* [Short exercise] Could you give the data below again, exactly and completely?

[BEGIN Dataset extract]

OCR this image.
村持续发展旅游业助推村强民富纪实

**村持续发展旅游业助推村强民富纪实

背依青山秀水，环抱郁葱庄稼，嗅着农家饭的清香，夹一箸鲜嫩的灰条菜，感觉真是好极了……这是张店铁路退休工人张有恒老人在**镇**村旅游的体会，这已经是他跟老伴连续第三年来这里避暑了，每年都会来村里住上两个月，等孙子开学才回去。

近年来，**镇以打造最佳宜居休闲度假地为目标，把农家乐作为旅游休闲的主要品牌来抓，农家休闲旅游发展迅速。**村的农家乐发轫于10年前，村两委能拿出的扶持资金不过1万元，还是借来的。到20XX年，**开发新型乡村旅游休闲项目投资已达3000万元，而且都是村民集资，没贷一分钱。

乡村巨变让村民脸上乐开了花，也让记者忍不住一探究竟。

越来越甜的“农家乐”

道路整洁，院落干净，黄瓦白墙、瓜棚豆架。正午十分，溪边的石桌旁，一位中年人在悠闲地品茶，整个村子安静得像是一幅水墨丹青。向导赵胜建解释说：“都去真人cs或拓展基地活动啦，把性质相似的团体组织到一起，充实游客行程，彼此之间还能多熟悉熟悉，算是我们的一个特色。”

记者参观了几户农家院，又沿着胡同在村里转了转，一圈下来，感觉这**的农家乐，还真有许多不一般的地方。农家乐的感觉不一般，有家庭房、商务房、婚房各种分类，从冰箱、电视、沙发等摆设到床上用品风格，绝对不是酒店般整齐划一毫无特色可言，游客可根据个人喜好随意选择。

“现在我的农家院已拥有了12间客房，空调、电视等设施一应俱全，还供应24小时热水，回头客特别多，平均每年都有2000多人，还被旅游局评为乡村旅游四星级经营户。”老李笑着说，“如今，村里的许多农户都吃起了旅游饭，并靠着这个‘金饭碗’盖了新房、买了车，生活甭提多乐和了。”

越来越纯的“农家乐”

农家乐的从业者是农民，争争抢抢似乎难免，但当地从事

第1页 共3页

[END Dataset extract]

* [The completed task]
OCR this image.
村持续发展旅游业助推村强民富纪实

**村持续发展旅游业助推村强民富纪实

背依青山秀水，环抱郁葱庄稼，嗅着农家饭的清香，夹一箸鲜嫩的灰条菜，感觉真是好极了……这是张店铁路退休工人张有恒老人在**镇**村旅游的体会，这已经是他跟老伴连续第三年来这里避暑了，每年都会来村里住上两个月，等孙子开学才回去。

近年来，**镇以打造最佳宜居休闲度假地为目标，把农家乐作为旅游休闲的主要品牌来抓，农家休闲旅游发展迅速。**村的农家乐发轫于10年前，村两委能拿出的扶持资金不过1万元，还是借来的。到20XX年，**开发新型乡村旅游休闲项目投资已达3000万元，而且都是村民集资，没贷一分钱。

乡村巨变让村民脸上乐开了花，也让记者忍不住一探究竟。

越来越甜的“农家乐”

道路整洁，院落干净，黄瓦白墙、瓜棚豆架。正午十分，溪边的石桌旁，一位中年人在悠闲地品茶，整个村子安静得像是一幅水墨丹青。向导赵胜建解释说：“都去真人cs或拓展基地活动啦，把性质相似的团体组织到一起，充实游客行程，彼此之间还能多熟悉熟悉，算是我们的一个特色。”

记者参观了几户农家院，又沿着胡同在村里转了转，一圈下来，感觉这**的农家乐，还真有许多不一般的地方。农家乐的感觉不一般，有家庭房、商务房、婚房各种分类，从冰箱、电视、沙发等摆设到床上用品风格，绝对不是酒店般整齐划一毫无特色可言，游客可根据个人喜好随意选择。

“现在我的农家院已拥有了12间客房，空调、电视等设施一应俱全，还供应24小时热水，回头客特别多，平均每年都有2000多人，还被旅游局评为乡村旅游四星级经营户。”老李笑着说，“如今，村里的许多农户都吃起了旅游饭，并靠着这个‘金饭碗’盖了新房、买了车，生活甭提多乐和了。”

越来越纯的“农家乐”

农家乐的从业者是农民，争争抢抢似乎难免，但当地从事

第1页 共3页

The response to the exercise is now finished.